__Stated task__: Repeat the material exactly as it appears.

__Supplied records__:
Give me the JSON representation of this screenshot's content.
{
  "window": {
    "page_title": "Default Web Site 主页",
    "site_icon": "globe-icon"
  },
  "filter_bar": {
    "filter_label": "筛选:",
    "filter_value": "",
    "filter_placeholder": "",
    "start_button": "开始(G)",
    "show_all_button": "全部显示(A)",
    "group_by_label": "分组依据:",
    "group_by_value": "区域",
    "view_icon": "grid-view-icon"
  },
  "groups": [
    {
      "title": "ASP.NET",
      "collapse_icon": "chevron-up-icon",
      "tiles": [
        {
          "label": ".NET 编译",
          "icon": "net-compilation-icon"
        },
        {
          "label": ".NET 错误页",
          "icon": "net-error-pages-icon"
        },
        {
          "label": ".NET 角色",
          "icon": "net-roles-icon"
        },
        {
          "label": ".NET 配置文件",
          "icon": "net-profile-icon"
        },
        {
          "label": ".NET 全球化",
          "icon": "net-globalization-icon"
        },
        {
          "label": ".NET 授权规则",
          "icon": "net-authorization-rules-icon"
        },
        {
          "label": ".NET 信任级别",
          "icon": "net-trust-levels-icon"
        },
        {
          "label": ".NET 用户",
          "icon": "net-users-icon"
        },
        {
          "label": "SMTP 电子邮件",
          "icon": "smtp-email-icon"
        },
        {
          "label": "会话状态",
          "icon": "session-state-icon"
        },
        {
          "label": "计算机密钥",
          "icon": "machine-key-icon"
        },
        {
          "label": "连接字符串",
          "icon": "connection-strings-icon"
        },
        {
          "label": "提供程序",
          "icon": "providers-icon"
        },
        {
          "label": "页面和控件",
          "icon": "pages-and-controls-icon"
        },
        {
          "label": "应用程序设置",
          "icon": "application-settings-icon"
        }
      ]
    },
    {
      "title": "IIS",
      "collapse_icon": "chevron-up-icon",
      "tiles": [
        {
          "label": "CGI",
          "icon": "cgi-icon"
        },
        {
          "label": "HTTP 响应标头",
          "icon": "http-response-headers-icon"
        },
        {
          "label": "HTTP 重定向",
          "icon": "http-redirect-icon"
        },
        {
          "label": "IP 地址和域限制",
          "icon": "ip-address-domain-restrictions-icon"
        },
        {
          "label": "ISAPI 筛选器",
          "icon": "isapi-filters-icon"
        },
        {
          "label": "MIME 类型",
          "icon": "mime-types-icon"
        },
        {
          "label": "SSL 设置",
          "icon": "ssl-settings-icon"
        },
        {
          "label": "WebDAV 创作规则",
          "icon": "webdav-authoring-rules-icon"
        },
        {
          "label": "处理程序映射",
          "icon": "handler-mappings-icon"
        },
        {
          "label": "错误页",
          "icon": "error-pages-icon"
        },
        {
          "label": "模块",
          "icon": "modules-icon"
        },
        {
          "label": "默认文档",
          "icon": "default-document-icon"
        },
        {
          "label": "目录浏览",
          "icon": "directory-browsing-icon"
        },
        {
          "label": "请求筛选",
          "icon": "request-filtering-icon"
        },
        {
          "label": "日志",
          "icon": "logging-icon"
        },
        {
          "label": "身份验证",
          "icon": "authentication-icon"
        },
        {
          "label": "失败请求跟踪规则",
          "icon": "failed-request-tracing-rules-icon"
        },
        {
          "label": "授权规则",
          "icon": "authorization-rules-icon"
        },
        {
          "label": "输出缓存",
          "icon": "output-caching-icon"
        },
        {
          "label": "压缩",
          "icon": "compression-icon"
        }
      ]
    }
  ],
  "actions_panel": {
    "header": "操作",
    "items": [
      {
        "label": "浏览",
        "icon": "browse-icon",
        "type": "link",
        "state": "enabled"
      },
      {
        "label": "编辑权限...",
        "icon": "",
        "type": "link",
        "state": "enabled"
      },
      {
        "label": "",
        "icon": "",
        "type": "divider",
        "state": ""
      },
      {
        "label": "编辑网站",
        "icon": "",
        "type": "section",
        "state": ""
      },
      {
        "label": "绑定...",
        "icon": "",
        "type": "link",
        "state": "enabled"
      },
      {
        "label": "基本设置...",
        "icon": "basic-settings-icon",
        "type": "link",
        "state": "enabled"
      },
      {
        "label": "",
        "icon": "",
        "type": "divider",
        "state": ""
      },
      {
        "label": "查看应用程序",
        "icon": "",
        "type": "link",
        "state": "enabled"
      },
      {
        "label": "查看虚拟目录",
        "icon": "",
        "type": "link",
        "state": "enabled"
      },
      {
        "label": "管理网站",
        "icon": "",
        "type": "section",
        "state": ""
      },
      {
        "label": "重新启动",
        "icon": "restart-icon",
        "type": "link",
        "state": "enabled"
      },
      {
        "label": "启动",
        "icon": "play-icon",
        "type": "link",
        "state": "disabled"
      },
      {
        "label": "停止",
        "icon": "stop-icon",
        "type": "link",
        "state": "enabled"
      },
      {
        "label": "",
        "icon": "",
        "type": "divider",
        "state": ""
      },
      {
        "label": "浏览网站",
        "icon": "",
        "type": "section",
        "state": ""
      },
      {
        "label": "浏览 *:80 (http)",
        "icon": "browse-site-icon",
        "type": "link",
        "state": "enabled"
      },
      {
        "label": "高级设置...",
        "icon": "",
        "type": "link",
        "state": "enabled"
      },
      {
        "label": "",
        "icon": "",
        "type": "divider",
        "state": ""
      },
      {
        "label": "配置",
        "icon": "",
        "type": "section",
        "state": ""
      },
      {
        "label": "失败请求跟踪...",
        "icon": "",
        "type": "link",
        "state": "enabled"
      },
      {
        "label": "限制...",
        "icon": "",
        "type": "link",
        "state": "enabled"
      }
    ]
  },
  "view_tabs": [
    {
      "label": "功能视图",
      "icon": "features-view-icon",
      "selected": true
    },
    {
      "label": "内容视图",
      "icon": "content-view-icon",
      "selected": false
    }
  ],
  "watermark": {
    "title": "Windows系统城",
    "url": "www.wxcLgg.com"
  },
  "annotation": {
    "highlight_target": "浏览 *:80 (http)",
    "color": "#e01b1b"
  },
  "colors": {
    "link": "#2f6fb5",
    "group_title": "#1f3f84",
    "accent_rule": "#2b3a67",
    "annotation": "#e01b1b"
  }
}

__Response below__:
Give me the JSON representation of this screenshot's content.
{
  "window": {
    "page_title": "Default Web Site 主页",
    "site_icon": "globe-icon"
  },
  "filter_bar": {
    "filter_label": "筛选:",
    "filter_value": "",
    "filter_placeholder": "",
    "start_button": "开始(G)",
    "show_all_button": "全部显示(A)",
    "group_by_label": "分组依据:",
    "group_by_value": "区域",
    "view_icon": "grid-view-icon"
  },
  "groups": [
    {
      "title": "ASP.NET",
      "collapse_icon": "chevron-up-icon",
      "tiles": [
        {
          "label": ".NET 编译",
          "icon": "net-compilation-icon"
        },
        {
          "label": ".NET 错误页",
          "icon": "net-error-pages-icon"
        },
        {
          "label": ".NET 角色",
          "icon": "net-roles-icon"
        },
        {
          "label": ".NET 配置文件",
          "icon": "net-profile-icon"
        },
        {
          "label": ".NET 全球化",
          "icon": "net-globalization-icon"
        },
        {
          "label": ".NET 授权规则",
          "icon": "net-authorization-rules-icon"
        },
        {
          "label": ".NET 信任级别",
          "icon": "net-trust-levels-icon"
        },
        {
          "label": ".NET 用户",
          "icon": "net-users-icon"
        },
        {
          "label": "SMTP 电子邮件",
          "icon": "smtp-email-icon"
        },
        {
          "label": "会话状态",
          "icon": "session-state-icon"
        },
        {
          "label": "计算机密钥",
          "icon": "machine-key-icon"
        },
        {
          "label": "连接字符串",
          "icon": "connection-strings-icon"
        },
        {
          "label": "提供程序",
          "icon": "providers-icon"
        },
        {
          "label": "页面和控件",
          "icon": "pages-and-controls-icon"
        },
        {
          "label": "应用程序设置",
          "icon": "application-settings-icon"
        }
      ]
    },
    {
      "title": "IIS",
      "collapse_icon": "chevron-up-icon",
      "tiles": [
        {
          "label": "CGI",
          "icon": "cgi-icon"
        },
        {
          "label": "HTTP 响应标头",
          "icon": "http-response-headers-icon"
        },
        {
          "label": "HTTP 重定向",
          "icon": "http-redirect-icon"
        },
        {
          "label": "IP 地址和域限制",
          "icon": "ip-address-domain-restrictions-icon"
        },
        {
          "label": "ISAPI 筛选器",
          "icon": "isapi-filters-icon"
        },
        {
          "label": "MIME 类型",
          "icon": "mime-types-icon"
        },
        {
          "label": "SSL 设置",
          "icon": "ssl-settings-icon"
        },
        {
          "label": "WebDAV 创作规则",
          "icon": "webdav-authoring-rules-icon"
        },
        {
          "label": "处理程序映射",
          "icon": "handler-mappings-icon"
        },
        {
          "label": "错误页",
          "icon": "error-pages-icon"
        },
        {
          "label": "模块",
          "icon": "modules-icon"
        },
        {
          "label": "默认文档",
          "icon": "default-document-icon"
        },
        {
          "label": "目录浏览",
          "icon": "directory-browsing-icon"
        },
        {
          "label": "请求筛选",
          "icon": "request-filtering-icon"
        },
        {
          "label": "日志",
          "icon": "logging-icon"
        },
        {
          "label": "身份验证",
          "icon": "authentication-icon"
        },
        {
          "label": "失败请求跟踪规则",
          "icon": "failed-request-tracing-rules-icon"
        },
        {
          "label": "授权规则",
          "icon": "authorization-rules-icon"
        },
        {
          "label": "输出缓存",
          "icon": "output-caching-icon"
        },
        {
          "label": "压缩",
          "icon": "compression-icon"
        }
      ]
    }
  ],
  "actions_panel": {
    "header": "操作",
    "items": [
      {
        "label": "浏览",
        "icon": "browse-icon",
        "type": "link",
        "state": "enabled"
      },
      {
        "label": "编辑权限...",
        "icon": "",
        "type": "link",
        "state": "enabled"
      },
      {
        "label": "",
        "icon": "",
        "type": "divider",
        "state": ""
      },
      {
        "label": "编辑网站",
        "icon": "",
        "type": "section",
        "state": ""
      },
      {
        "label": "绑定...",
        "icon": "",
        "type": "link",
        "state": "enabled"
      },
      {
        "label": "基本设置...",
        "icon": "basic-settings-icon",
        "type": "link",
        "state": "enabled"
      },
      {
        "label": "",
        "icon": "",
        "type": "divider",
        "state": ""
      },
      {
        "label": "查看应用程序",
        "icon": "",
        "type": "link",
        "state": "enabled"
      },
      {
        "label": "查看虚拟目录",
        "icon": "",
        "type": "link",
        "state": "enabled"
      },
      {
        "label": "管理网站",
        "icon": "",
        "type": "section",
        "state": ""
      },
      {
        "label": "重新启动",
        "icon": "restart-icon",
        "type": "link",
        "state": "enabled"
      },
      {
        "label": "启动",
        "icon": "play-icon",
        "type": "link",
        "state": "disabled"
      },
      {
        "label": "停止",
        "icon": "stop-icon",
        "type": "link",
        "state": "enabled"
      },
      {
        "label": "",
        "icon": "",
        "type": "divider",
        "state": ""
      },
      {
        "label": "浏览网站",
        "icon": "",
        "type": "section",
        "state": ""
      },
      {
        "label": "浏览 *:80 (http)",
        "icon": "browse-site-icon",
        "type": "link",
        "state": "enabled"
      },
      {
        "label": "高级设置...",
        "icon": "",
        "type": "link",
        "state": "enabled"
      },
      {
        "label": "",
        "icon": "",
        "type": "divider",
        "state": ""
      },
      {
        "label": "配置",
        "icon": "",
        "type": "section",
        "state": ""
      },
      {
        "label": "失败请求跟踪...",
        "icon": "",
        "type": "link",
        "state": "enabled"
      },
      {
        "label": "限制...",
        "icon": "",
        "type": "link",
        "state": "enabled"
      }
    ]
  },
  "view_tabs": [
    {
      "label": "功能视图",
      "icon": "features-view-icon",
      "selected": true
    },
    {
      "label": "内容视图",
      "icon": "content-view-icon",
      "selected": false
    }
  ],
  "watermark": {
    "title": "Windows系统城",
    "url": "www.wxcLgg.com"
  },
  "annotation": {
    "highlight_target": "浏览 *:80 (http)",
    "color": "#e01b1b"
  },
  "colors": {
    "link": "#2f6fb5",
    "group_title": "#1f3f84",
    "accent_rule": "#2b3a67",
    "annotation": "#e01b1b"
  }
}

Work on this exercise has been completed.